Extract every line of the material that holds the string "dans".

- RECORDS SHOWN
──────
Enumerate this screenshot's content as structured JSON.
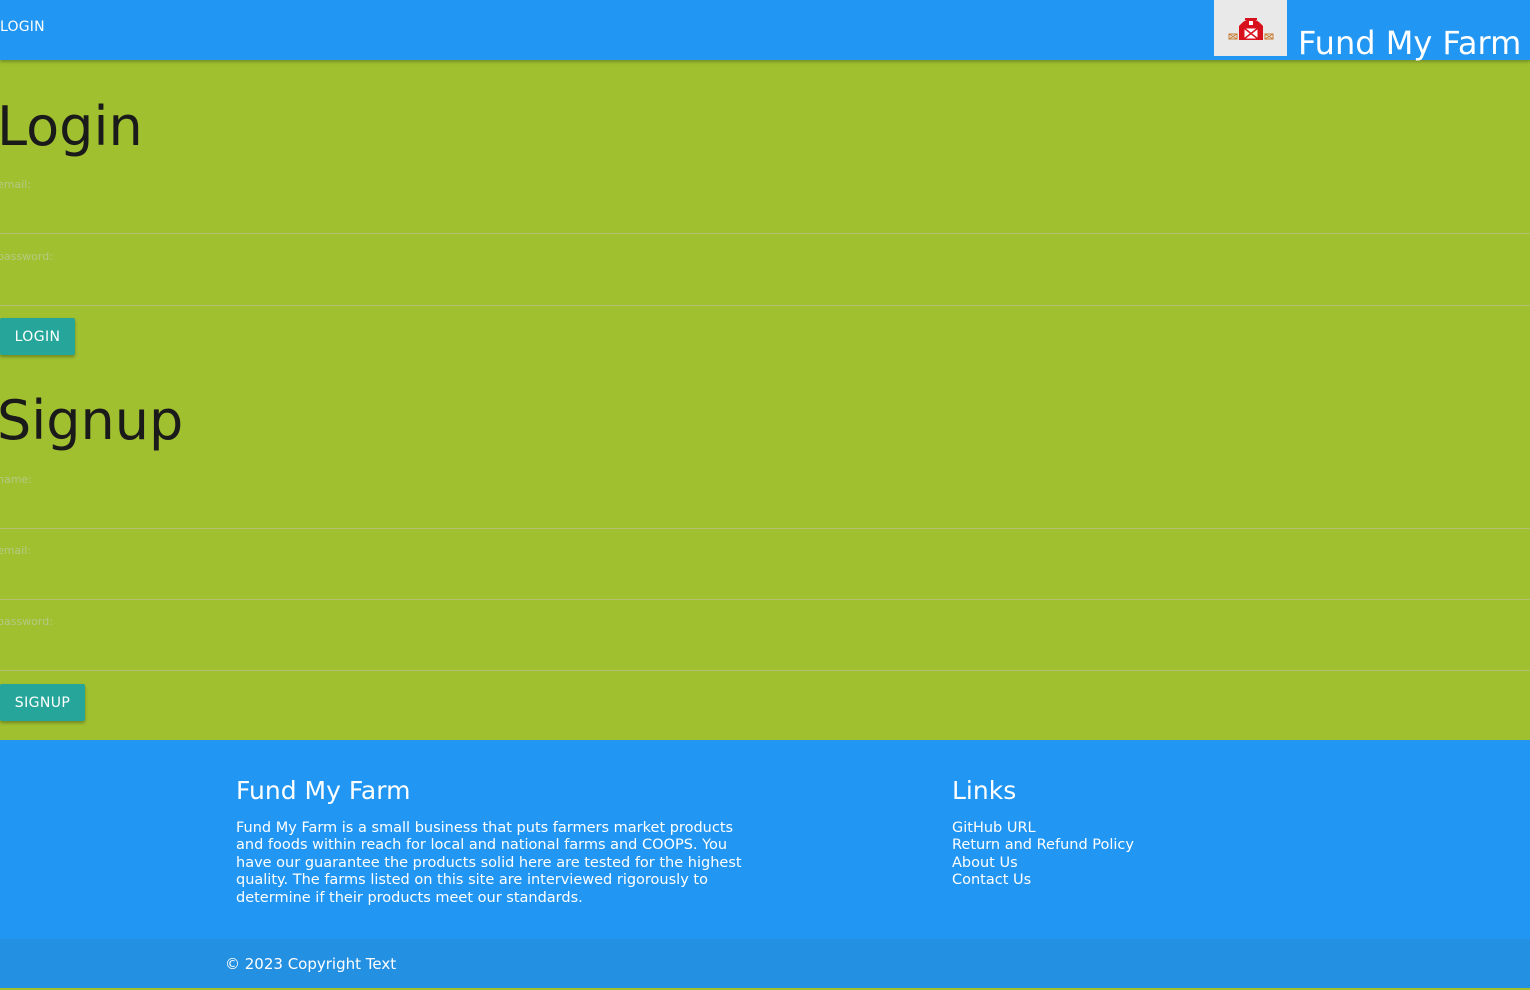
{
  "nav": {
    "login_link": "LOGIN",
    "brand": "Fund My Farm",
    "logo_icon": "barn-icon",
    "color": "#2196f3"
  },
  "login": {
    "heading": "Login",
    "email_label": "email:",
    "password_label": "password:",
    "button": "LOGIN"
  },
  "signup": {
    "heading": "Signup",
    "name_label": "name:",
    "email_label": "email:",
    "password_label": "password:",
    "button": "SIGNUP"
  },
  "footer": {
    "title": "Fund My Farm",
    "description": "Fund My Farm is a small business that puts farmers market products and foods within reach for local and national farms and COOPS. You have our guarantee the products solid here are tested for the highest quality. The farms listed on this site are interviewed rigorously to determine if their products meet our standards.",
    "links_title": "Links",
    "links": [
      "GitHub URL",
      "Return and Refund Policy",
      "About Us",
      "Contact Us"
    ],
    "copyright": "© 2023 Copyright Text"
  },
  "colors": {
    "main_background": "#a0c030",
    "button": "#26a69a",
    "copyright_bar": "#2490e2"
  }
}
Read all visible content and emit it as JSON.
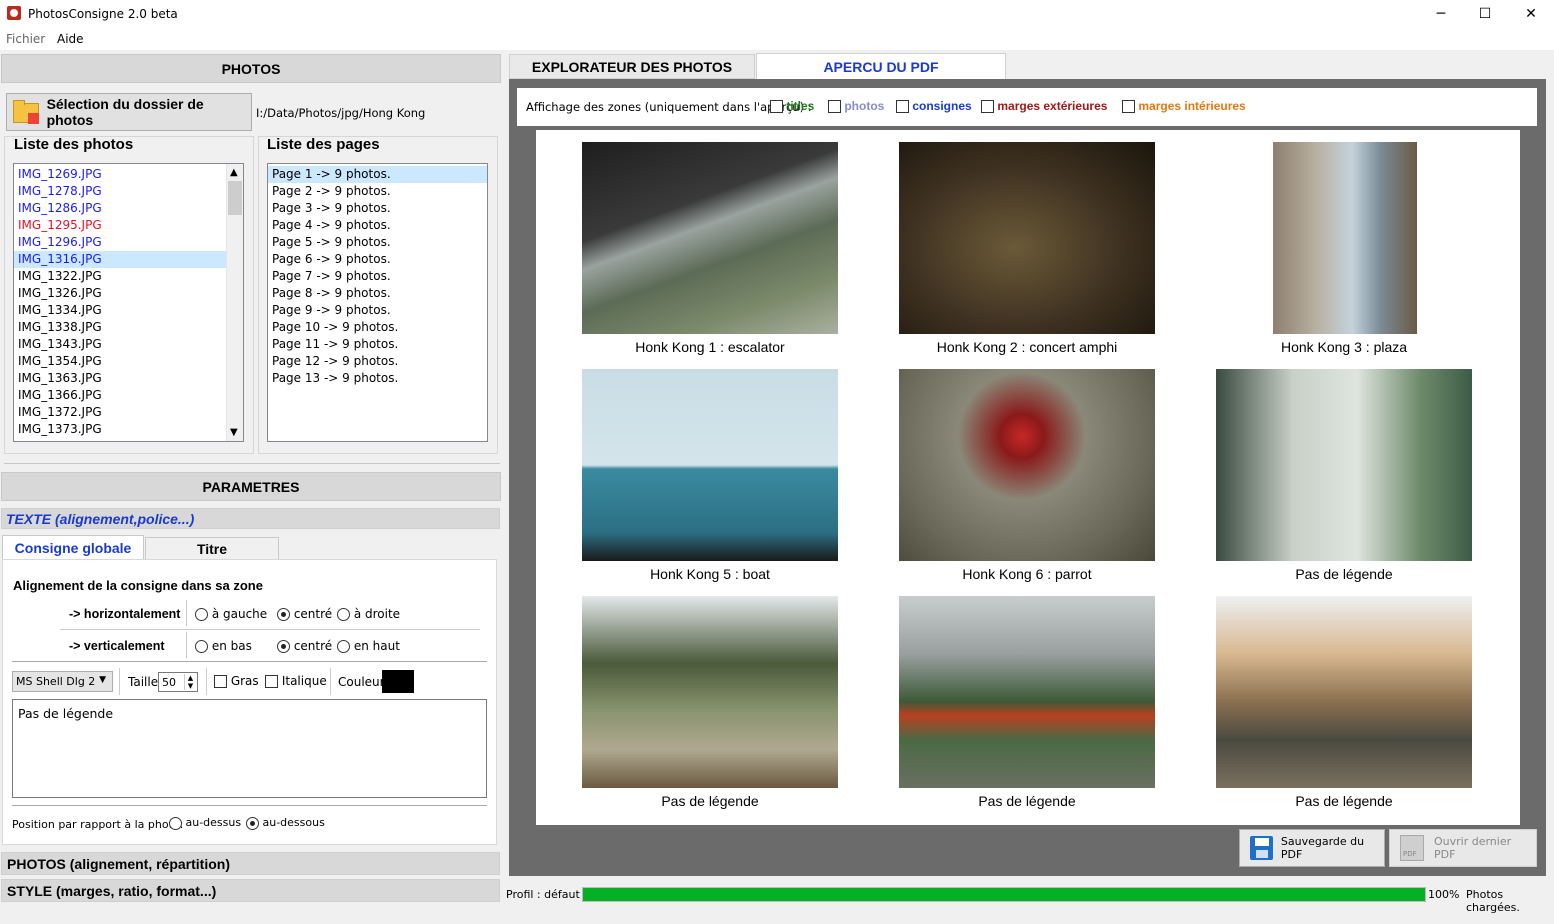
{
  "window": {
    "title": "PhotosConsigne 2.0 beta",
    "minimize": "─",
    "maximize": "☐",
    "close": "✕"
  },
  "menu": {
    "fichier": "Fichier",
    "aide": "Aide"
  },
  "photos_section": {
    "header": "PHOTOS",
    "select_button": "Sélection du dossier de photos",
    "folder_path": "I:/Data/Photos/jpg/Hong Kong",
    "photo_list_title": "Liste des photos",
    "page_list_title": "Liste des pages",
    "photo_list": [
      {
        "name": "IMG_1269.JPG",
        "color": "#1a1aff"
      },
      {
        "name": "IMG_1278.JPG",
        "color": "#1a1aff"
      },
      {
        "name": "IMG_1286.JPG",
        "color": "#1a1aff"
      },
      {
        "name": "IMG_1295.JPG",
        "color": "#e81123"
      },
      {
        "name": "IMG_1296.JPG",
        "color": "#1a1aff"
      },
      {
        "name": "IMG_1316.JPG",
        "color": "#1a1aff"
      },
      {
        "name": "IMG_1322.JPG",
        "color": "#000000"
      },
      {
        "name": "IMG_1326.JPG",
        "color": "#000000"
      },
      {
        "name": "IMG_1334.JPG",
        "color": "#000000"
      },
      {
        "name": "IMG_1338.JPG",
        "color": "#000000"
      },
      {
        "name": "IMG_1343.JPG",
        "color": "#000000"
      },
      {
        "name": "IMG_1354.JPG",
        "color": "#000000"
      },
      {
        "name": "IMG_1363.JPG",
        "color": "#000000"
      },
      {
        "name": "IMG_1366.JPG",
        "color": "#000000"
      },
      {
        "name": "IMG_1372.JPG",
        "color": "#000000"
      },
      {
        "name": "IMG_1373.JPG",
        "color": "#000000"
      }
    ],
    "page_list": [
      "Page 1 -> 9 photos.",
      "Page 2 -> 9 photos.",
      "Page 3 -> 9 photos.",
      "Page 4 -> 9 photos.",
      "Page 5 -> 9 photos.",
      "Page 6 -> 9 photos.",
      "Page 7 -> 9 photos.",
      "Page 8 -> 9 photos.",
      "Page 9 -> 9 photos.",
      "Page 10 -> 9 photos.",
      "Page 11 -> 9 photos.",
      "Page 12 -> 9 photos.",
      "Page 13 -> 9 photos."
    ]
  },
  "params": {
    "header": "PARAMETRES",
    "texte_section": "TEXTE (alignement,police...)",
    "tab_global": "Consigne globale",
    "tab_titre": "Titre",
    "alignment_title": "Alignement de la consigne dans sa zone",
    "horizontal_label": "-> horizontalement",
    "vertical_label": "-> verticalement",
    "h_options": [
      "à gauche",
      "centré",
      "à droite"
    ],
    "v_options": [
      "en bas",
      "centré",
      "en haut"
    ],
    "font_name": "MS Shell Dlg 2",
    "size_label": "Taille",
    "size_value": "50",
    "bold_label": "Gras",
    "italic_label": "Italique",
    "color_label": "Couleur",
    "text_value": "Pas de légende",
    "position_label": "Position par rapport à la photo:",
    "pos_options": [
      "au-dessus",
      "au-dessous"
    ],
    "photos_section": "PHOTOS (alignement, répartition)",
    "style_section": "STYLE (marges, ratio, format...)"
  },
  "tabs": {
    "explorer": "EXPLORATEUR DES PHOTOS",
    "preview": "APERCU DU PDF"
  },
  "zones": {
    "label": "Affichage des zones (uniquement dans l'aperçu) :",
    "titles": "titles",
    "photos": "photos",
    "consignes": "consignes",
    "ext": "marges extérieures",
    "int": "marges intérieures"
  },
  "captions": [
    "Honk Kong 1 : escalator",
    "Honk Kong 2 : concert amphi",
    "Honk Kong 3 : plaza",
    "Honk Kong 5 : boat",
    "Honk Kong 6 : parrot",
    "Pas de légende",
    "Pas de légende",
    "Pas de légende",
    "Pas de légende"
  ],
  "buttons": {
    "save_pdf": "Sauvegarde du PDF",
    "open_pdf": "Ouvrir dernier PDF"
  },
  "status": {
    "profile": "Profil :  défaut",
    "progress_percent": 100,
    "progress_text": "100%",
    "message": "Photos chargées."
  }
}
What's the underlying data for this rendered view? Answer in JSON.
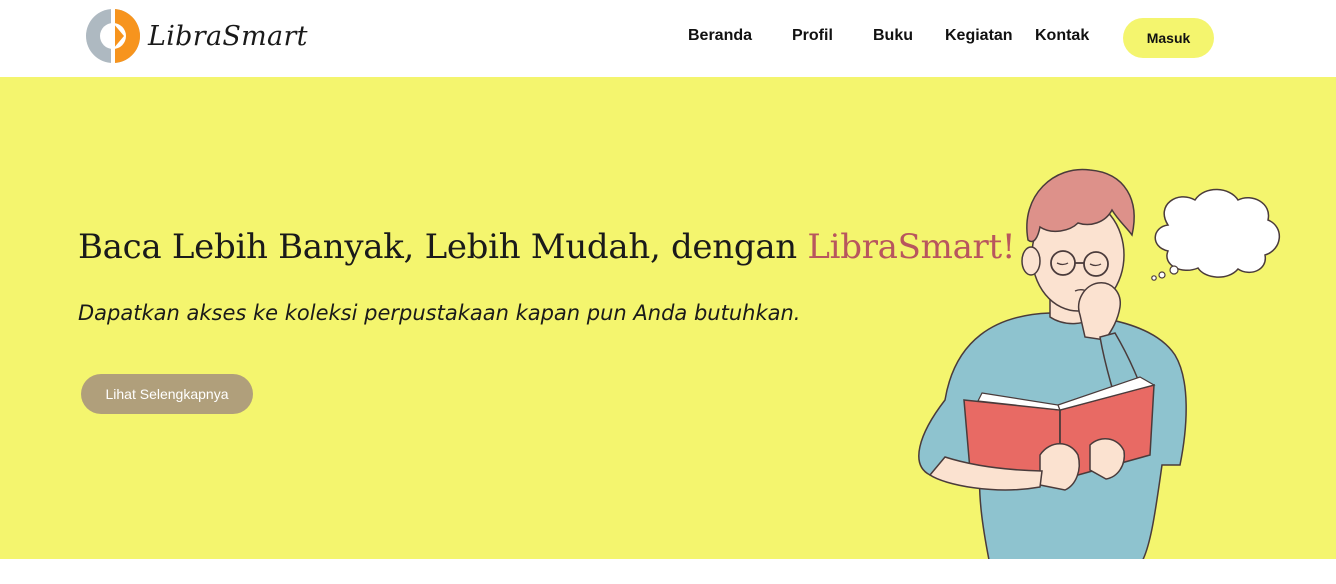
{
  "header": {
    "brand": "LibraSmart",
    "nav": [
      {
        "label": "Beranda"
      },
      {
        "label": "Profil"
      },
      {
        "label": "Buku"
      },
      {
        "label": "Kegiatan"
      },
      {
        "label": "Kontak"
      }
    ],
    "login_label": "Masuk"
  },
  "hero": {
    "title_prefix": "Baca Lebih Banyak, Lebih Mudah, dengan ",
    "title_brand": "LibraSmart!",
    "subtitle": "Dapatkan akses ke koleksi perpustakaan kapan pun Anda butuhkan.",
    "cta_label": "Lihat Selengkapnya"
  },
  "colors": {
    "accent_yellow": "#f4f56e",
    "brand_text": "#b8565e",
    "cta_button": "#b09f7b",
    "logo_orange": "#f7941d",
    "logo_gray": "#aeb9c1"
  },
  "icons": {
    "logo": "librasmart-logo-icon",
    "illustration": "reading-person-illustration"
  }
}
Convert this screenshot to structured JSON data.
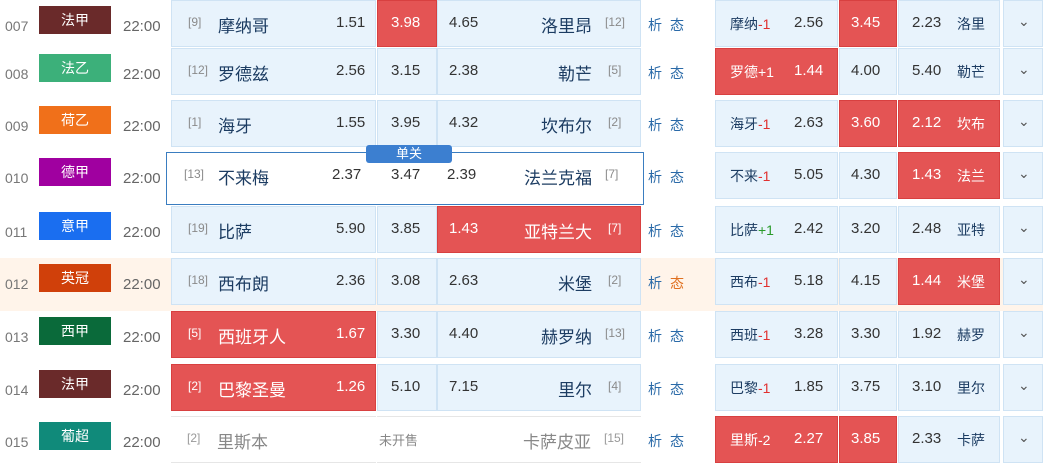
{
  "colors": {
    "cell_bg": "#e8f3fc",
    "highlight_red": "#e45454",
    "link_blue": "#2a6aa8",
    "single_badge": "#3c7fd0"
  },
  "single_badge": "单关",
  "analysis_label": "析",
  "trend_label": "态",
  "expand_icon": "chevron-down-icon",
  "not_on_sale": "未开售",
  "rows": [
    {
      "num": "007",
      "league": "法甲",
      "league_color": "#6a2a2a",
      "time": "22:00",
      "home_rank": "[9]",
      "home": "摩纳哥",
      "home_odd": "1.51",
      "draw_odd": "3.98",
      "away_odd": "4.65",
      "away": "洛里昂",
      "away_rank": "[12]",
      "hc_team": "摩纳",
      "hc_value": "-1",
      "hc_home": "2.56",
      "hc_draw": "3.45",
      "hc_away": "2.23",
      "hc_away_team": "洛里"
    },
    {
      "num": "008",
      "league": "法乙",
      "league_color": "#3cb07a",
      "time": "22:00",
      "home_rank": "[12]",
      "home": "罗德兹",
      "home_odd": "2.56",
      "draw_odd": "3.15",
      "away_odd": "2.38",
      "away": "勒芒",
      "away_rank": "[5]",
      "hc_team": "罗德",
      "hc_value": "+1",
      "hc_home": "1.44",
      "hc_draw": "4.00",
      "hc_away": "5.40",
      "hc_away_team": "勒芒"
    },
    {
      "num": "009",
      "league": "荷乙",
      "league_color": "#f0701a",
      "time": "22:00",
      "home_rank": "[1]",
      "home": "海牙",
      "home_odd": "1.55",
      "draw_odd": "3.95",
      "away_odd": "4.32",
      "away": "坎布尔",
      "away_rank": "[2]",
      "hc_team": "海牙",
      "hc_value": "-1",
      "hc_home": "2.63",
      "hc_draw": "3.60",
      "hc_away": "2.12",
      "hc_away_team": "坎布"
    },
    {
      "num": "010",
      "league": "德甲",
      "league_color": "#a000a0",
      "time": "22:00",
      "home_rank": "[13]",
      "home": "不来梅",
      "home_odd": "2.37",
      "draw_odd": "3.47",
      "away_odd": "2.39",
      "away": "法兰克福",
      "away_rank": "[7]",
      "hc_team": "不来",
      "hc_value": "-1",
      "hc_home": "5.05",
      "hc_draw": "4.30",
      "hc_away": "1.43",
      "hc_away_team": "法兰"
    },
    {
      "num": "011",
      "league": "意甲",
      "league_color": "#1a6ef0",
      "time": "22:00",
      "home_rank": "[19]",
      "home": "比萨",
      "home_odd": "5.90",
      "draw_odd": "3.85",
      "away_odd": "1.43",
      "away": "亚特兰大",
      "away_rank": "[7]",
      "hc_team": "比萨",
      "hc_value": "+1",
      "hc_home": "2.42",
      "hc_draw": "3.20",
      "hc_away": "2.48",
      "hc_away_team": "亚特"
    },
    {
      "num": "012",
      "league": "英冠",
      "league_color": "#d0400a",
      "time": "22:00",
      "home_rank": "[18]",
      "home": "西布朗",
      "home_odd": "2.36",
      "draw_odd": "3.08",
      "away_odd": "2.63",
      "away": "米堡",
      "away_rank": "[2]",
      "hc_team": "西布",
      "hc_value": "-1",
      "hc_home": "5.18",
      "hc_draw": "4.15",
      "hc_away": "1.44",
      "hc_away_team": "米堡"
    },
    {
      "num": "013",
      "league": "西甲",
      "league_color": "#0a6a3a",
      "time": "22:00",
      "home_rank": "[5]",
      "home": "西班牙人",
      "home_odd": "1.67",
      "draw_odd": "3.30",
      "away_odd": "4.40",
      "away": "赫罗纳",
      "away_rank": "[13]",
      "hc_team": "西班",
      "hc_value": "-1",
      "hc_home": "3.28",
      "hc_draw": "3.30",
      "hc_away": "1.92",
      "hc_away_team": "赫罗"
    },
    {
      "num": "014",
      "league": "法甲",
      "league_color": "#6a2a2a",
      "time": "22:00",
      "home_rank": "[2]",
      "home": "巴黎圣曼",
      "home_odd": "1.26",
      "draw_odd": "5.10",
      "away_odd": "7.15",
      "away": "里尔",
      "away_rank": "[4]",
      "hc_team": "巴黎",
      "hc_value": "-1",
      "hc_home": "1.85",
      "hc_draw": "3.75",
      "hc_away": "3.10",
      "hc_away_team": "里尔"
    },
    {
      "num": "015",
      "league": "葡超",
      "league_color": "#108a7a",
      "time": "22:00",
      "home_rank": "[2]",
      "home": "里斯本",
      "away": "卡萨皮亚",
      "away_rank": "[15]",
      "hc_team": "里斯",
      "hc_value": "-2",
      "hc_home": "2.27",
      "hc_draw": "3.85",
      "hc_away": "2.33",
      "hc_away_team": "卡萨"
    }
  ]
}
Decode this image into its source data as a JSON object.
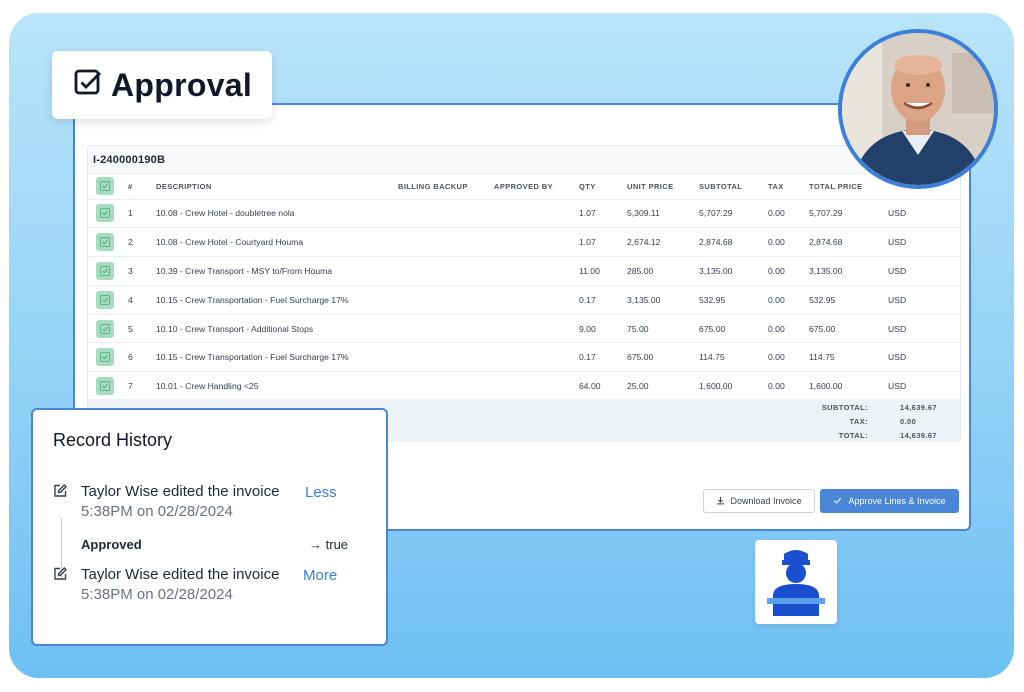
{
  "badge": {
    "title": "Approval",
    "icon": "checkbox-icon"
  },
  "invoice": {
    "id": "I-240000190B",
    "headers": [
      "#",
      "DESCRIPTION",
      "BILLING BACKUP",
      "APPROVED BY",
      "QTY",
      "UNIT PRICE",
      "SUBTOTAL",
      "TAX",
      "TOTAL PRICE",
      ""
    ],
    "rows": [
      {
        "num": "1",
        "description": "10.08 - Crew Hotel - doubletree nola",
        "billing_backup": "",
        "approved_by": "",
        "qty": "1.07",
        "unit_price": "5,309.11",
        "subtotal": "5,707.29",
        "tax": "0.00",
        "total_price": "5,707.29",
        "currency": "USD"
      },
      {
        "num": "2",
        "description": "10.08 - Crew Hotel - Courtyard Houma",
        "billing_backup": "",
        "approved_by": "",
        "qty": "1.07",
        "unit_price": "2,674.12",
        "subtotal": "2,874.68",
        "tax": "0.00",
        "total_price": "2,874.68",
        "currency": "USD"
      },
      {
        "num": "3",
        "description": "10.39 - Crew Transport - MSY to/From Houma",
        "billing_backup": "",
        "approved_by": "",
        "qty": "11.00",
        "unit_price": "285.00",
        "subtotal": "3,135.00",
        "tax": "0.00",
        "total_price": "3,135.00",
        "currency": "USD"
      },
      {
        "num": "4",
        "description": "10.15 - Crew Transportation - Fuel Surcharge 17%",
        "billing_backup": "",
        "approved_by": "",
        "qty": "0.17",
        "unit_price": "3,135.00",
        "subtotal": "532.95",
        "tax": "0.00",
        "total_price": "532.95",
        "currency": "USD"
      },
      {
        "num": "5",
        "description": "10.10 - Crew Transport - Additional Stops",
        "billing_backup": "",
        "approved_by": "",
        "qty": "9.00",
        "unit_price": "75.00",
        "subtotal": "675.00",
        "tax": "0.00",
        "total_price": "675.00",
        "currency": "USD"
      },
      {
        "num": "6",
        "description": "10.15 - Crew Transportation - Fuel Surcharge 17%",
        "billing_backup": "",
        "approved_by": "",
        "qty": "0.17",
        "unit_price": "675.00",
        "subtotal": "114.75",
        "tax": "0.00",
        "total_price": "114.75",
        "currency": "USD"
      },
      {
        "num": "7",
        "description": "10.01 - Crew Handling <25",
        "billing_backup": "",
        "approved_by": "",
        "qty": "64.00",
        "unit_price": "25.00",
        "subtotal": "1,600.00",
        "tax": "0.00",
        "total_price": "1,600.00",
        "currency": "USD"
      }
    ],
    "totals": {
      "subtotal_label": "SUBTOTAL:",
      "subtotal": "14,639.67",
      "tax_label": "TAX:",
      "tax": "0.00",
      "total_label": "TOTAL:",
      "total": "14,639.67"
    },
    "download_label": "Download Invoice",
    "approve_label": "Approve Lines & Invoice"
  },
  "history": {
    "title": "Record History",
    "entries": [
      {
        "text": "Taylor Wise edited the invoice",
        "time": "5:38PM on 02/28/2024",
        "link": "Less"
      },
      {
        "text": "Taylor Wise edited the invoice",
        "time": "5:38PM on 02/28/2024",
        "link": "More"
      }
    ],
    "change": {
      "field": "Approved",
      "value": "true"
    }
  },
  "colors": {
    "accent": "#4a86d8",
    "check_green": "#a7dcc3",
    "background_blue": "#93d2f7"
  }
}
──────
- EXERCISE RESPONSE
    "alignment_title": "Alignement de la consigne dans sa zone",
    "label": "Affichage des zones (uniquement dans l'aperçu) :",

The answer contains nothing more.